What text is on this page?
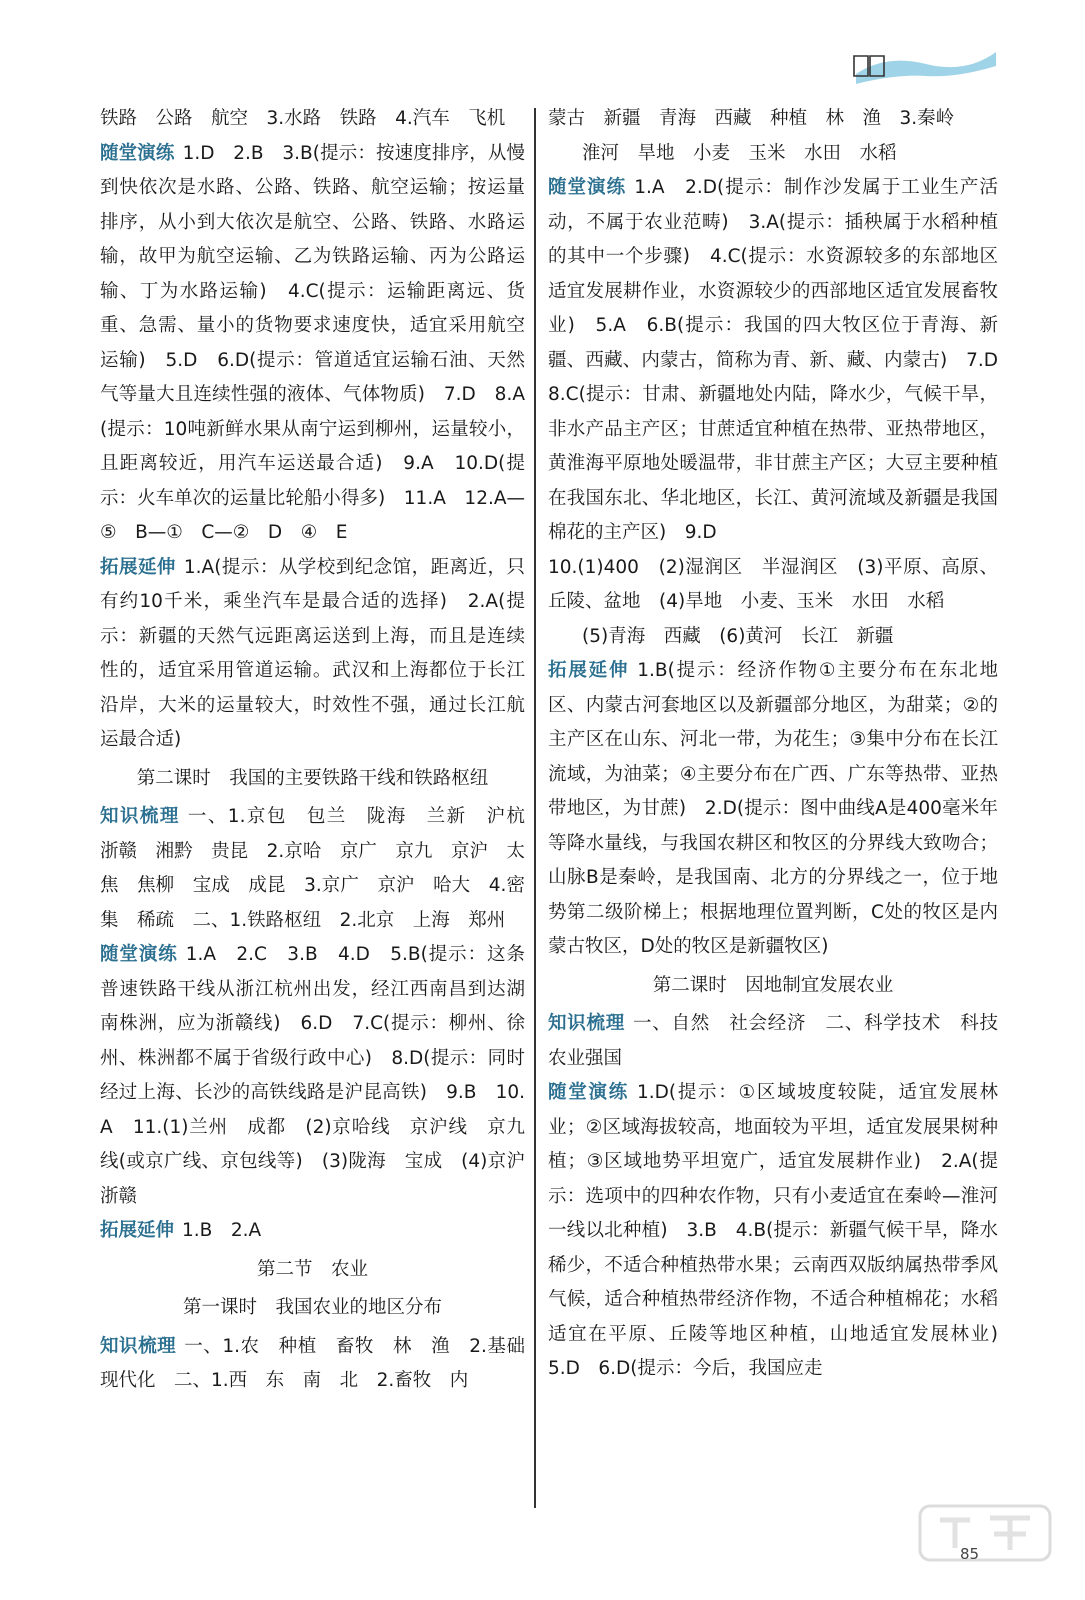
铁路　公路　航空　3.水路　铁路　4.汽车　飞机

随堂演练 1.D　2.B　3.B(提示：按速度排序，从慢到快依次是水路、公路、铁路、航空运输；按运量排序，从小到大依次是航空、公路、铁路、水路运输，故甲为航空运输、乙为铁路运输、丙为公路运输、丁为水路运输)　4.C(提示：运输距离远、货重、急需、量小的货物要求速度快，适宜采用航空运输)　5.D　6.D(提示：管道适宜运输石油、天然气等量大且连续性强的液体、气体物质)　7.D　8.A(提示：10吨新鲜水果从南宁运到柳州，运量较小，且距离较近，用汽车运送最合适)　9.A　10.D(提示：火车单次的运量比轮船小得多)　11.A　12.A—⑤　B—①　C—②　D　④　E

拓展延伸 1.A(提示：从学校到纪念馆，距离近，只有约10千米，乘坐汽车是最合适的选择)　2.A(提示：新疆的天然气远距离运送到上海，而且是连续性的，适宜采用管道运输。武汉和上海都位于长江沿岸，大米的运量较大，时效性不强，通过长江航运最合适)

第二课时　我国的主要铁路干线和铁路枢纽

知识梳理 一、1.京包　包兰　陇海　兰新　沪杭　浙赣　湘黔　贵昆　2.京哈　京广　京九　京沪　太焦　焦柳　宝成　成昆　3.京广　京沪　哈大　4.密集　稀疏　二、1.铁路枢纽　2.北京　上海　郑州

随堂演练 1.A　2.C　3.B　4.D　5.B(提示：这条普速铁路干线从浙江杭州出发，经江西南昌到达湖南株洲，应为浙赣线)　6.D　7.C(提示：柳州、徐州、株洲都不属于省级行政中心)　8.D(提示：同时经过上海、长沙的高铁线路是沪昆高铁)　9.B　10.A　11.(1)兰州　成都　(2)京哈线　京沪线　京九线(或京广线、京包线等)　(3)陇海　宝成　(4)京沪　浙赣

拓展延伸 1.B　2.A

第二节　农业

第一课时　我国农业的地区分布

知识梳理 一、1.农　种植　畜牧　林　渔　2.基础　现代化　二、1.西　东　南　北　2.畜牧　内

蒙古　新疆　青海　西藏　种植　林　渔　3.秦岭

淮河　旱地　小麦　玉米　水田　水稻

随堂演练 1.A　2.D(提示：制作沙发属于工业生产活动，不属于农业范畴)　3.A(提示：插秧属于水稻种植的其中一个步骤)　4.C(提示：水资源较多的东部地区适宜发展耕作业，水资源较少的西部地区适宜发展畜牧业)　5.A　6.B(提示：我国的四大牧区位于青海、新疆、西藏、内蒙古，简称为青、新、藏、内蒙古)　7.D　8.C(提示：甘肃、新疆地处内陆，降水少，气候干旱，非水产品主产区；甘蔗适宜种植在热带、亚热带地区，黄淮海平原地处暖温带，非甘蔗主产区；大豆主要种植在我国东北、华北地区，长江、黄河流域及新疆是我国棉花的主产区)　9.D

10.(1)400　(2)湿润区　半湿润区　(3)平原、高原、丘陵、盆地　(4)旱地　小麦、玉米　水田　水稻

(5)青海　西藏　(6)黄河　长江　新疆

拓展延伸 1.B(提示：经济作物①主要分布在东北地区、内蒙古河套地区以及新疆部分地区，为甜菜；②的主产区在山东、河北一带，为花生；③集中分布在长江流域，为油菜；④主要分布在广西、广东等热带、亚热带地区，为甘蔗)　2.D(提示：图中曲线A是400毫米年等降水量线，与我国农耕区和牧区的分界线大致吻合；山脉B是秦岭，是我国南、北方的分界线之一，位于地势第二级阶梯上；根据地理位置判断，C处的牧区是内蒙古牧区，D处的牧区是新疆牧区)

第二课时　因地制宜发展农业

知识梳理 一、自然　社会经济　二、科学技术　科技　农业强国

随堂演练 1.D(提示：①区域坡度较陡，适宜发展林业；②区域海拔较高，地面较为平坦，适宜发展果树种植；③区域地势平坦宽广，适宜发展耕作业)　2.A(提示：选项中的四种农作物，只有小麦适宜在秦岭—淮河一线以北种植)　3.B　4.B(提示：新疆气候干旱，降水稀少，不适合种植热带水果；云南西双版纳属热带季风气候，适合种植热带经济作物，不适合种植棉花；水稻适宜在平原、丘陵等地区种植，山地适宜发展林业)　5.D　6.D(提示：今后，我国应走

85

* * *

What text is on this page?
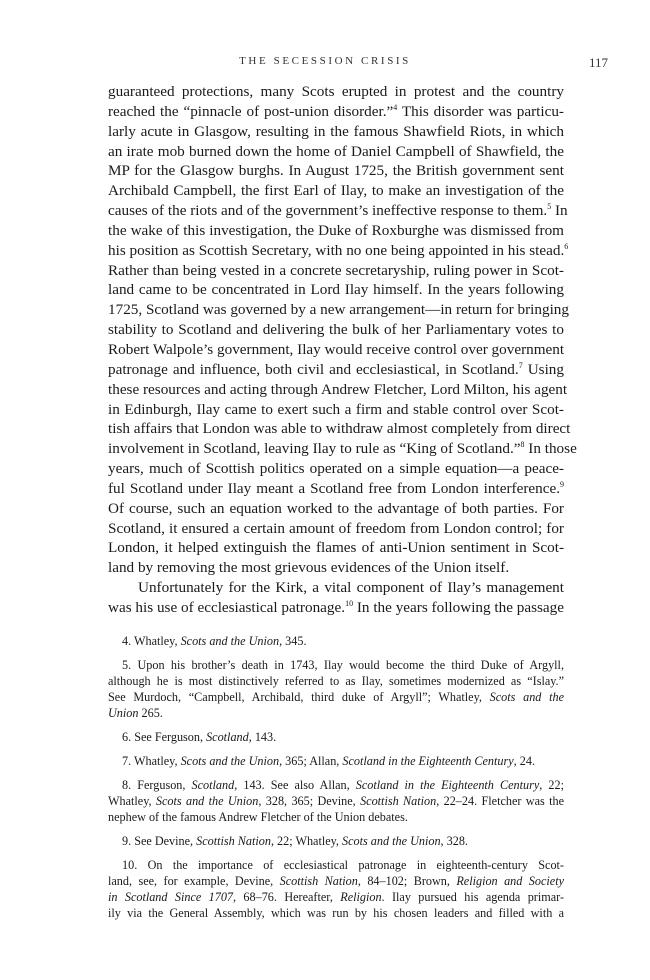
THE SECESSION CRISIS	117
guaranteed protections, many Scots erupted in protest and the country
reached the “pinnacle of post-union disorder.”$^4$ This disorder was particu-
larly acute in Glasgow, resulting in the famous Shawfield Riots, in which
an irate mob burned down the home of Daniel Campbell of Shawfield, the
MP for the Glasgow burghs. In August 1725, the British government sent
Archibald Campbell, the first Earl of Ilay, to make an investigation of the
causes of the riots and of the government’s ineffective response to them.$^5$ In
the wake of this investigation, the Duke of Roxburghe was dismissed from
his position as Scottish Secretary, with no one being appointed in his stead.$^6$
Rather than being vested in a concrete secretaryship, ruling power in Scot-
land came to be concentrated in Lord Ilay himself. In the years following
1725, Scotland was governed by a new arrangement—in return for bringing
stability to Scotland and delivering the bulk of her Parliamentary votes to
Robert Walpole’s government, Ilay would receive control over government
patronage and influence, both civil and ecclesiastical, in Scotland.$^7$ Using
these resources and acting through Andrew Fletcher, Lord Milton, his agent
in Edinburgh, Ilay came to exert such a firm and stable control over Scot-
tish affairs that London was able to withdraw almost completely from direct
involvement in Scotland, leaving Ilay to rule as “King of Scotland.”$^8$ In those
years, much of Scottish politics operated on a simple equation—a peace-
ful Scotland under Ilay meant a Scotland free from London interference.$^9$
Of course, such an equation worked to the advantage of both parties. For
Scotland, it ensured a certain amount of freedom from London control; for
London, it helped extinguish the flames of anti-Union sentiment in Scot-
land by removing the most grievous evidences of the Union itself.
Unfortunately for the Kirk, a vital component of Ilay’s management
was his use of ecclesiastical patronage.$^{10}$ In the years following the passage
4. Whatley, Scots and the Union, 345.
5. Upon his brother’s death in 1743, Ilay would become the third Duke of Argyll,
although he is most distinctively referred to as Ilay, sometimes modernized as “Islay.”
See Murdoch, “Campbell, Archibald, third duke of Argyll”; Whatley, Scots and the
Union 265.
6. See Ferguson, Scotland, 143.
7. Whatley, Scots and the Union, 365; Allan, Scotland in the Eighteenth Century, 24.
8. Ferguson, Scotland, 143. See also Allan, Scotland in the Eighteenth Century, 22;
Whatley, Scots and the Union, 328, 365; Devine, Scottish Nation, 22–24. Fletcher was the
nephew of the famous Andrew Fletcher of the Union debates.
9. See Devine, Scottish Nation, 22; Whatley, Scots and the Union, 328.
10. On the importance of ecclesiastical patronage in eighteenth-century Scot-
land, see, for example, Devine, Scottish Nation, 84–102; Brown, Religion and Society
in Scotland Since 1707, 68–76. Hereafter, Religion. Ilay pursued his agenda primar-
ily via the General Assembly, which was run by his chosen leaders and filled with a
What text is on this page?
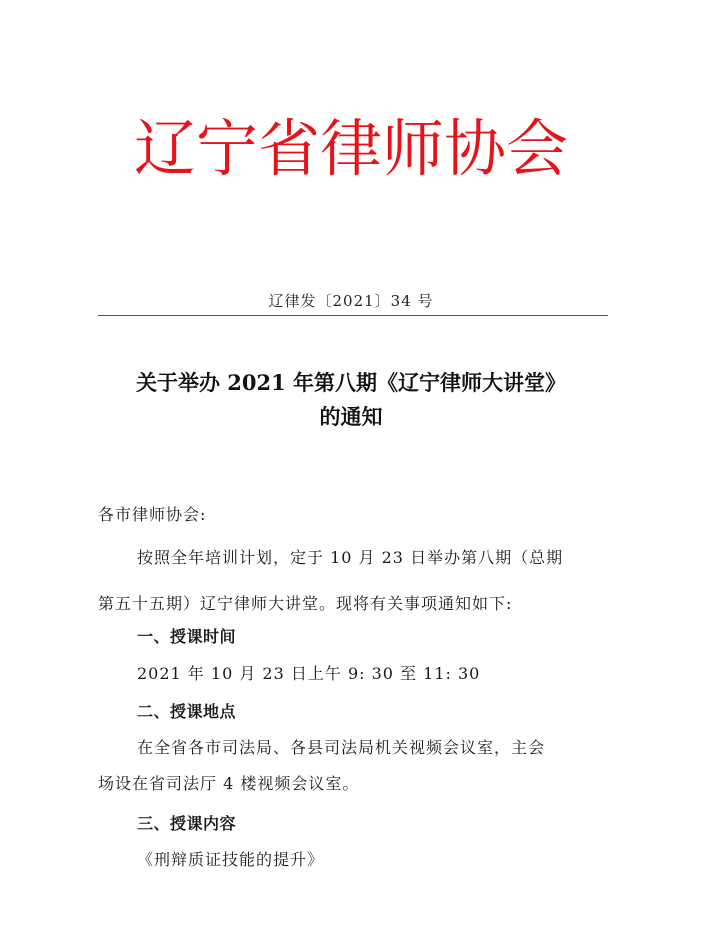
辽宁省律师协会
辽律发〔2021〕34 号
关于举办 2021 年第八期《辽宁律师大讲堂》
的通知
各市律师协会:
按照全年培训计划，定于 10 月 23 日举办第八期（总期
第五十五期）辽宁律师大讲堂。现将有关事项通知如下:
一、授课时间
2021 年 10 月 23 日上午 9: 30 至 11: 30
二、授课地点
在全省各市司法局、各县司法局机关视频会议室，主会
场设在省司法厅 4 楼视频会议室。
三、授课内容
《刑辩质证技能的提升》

- **Written problem**: Search the entries for "亚热带地区" and copy out each line that has it.

- **Finished answer**:
随堂演练 1.A　2.D(提示：制作沙发属于工业生产活动，不属于农业范畴)　3.A(提示：插秧属于水稻种植的其中一个步骤)　4.C(提示：水资源较多的东部地区适宜发展耕作业，水资源较少的西部地区适宜发展畜牧业)　5.A　6.B(提示：我国的四大牧区位于青海、新疆、西藏、内蒙古，简称为青、新、藏、内蒙古)　7.D　8.C(提示：甘肃、新疆地处内陆，降水少，气候干旱，非水产品主产区；甘蔗适宜种植在热带、亚热带地区，黄淮海平原地处暖温带，非甘蔗主产区；大豆主要种植在我国东北、华北地区，长江、黄河流域及新疆是我国棉花的主产区)　9.D
拓展延伸 1.B(提示：经济作物①主要分布在东北地区、内蒙古河套地区以及新疆部分地区，为甜菜；②的主产区在山东、河北一带，为花生；③集中分布在长江流域，为油菜；④主要分布在广西、广东等热带、亚热带地区，为甘蔗)　2.D(提示：图中曲线A是400毫米年等降水量线，与我国农耕区和牧区的分界线大致吻合；山脉B是秦岭，是我国南、北方的分界线之一，位于地势第二级阶梯上；根据地理位置判断，C处的牧区是内蒙古牧区，D处的牧区是新疆牧区)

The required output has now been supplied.